■ Challenge: Print the listing below in its entirety, character for character.

■ Input for this task:
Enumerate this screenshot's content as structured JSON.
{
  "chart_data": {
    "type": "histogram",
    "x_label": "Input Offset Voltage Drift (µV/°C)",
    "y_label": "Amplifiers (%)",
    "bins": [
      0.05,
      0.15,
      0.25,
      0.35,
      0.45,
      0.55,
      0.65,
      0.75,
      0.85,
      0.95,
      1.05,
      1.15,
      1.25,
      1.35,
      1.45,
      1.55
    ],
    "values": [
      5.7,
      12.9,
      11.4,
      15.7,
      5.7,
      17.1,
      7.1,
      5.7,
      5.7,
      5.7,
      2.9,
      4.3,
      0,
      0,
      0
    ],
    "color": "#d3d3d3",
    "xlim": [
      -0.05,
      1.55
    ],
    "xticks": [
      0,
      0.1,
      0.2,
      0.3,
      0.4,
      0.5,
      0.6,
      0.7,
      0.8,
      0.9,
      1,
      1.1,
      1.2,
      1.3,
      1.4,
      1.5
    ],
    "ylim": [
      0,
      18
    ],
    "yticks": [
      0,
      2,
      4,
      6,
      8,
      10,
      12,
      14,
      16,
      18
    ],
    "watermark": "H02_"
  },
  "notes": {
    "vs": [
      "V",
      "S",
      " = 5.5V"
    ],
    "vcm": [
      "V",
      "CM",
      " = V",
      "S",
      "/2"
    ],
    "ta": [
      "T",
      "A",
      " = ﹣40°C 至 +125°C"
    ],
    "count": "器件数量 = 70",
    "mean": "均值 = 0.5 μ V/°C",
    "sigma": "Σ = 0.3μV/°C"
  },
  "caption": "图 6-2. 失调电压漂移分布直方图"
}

■ Reply to the exercise:
Enumerate this screenshot's content as structured JSON.
{
  "chart_data": {
    "type": "histogram",
    "x_label": "Input Offset Voltage Drift (µV/°C)",
    "y_label": "Amplifiers (%)",
    "bins": [
      0.05,
      0.15,
      0.25,
      0.35,
      0.45,
      0.55,
      0.65,
      0.75,
      0.85,
      0.95,
      1.05,
      1.15,
      1.25,
      1.35,
      1.45,
      1.55
    ],
    "values": [
      5.7,
      12.9,
      11.4,
      15.7,
      5.7,
      17.1,
      7.1,
      5.7,
      5.7,
      5.7,
      2.9,
      4.3,
      0,
      0,
      0
    ],
    "color": "#d3d3d3",
    "xlim": [
      -0.05,
      1.55
    ],
    "xticks": [
      0,
      0.1,
      0.2,
      0.3,
      0.4,
      0.5,
      0.6,
      0.7,
      0.8,
      0.9,
      1,
      1.1,
      1.2,
      1.3,
      1.4,
      1.5
    ],
    "ylim": [
      0,
      18
    ],
    "yticks": [
      0,
      2,
      4,
      6,
      8,
      10,
      12,
      14,
      16,
      18
    ],
    "watermark": "H02_"
  },
  "notes": {
    "vs": [
      "V",
      "S",
      " = 5.5V"
    ],
    "vcm": [
      "V",
      "CM",
      " = V",
      "S",
      "/2"
    ],
    "ta": [
      "T",
      "A",
      " = ﹣40°C 至 +125°C"
    ],
    "count": "器件数量 = 70",
    "mean": "均值 = 0.5 μ V/°C",
    "sigma": "Σ = 0.3μV/°C"
  },
  "caption": "图 6-2. 失调电压漂移分布直方图"
}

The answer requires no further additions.